## start PROVIDED DATA

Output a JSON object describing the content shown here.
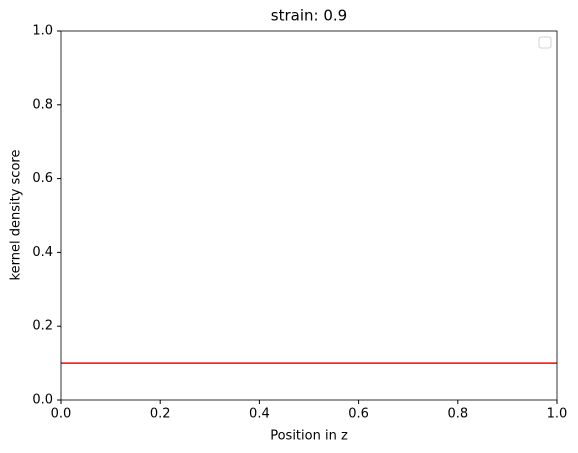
{
  "chart_data": {
    "type": "line",
    "title": "strain: 0.9",
    "xlabel": "Position in z",
    "ylabel": "kernel density score",
    "x": [
      0,
      1
    ],
    "series": [
      {
        "color": "#ff0000",
        "values": [
          0.1,
          0.1
        ]
      }
    ],
    "xlim": [
      0,
      1
    ],
    "ylim": [
      0,
      1
    ],
    "xticks": [
      {
        "value": 0,
        "label": "0.0"
      },
      0.2,
      0.4,
      0.6,
      0.8,
      {
        "value": 1,
        "label": "1.0"
      }
    ],
    "yticks": [
      {
        "value": 0,
        "label": "0.0"
      },
      0.2,
      0.4,
      0.6,
      0.8,
      {
        "value": 1,
        "label": "1.0"
      }
    ],
    "grid": false,
    "legend": "upper right"
  }
}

## end PROVIDED DATA

*YOUR TASK:*
Ignore the images and quote every line of the listing exactly.

*RESULT OF THE EXERCISE:*
Output a JSON object describing the content shown here.
{
  "chart_data": {
    "type": "line",
    "title": "strain: 0.9",
    "xlabel": "Position in z",
    "ylabel": "kernel density score",
    "x": [
      0,
      1
    ],
    "series": [
      {
        "color": "#ff0000",
        "values": [
          0.1,
          0.1
        ]
      }
    ],
    "xlim": [
      0,
      1
    ],
    "ylim": [
      0,
      1
    ],
    "xticks": [
      {
        "value": 0,
        "label": "0.0"
      },
      0.2,
      0.4,
      0.6,
      0.8,
      {
        "value": 1,
        "label": "1.0"
      }
    ],
    "yticks": [
      {
        "value": 0,
        "label": "0.0"
      },
      0.2,
      0.4,
      0.6,
      0.8,
      {
        "value": 1,
        "label": "1.0"
      }
    ],
    "grid": false,
    "legend": "upper right"
  }
}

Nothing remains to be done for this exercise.